= Directions =
In the copy, keep every record exact and leave out all images.

— start —

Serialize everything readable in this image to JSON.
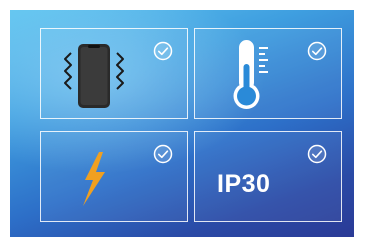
{
  "features": [
    {
      "name": "vibration",
      "icon": "vibrating-phone-icon",
      "checked": true
    },
    {
      "name": "temperature",
      "icon": "thermometer-icon",
      "checked": true
    },
    {
      "name": "power",
      "icon": "lightning-bolt-icon",
      "checked": true
    },
    {
      "name": "ip-rating",
      "label": "IP30",
      "checked": true
    }
  ],
  "colors": {
    "background_top": "#62c6f0",
    "background_bottom": "#2a3a96",
    "tile_border": "#ffffff",
    "check": "#ffffff",
    "bolt": "#f0a020",
    "thermo_bulb": "#2a8ad8"
  }
}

— end —

= Output for this exercise =
Serialize everything readable in this image to JSON.
{
  "features": [
    {
      "name": "vibration",
      "icon": "vibrating-phone-icon",
      "checked": true
    },
    {
      "name": "temperature",
      "icon": "thermometer-icon",
      "checked": true
    },
    {
      "name": "power",
      "icon": "lightning-bolt-icon",
      "checked": true
    },
    {
      "name": "ip-rating",
      "label": "IP30",
      "checked": true
    }
  ],
  "colors": {
    "background_top": "#62c6f0",
    "background_bottom": "#2a3a96",
    "tile_border": "#ffffff",
    "check": "#ffffff",
    "bolt": "#f0a020",
    "thermo_bulb": "#2a8ad8"
  }
}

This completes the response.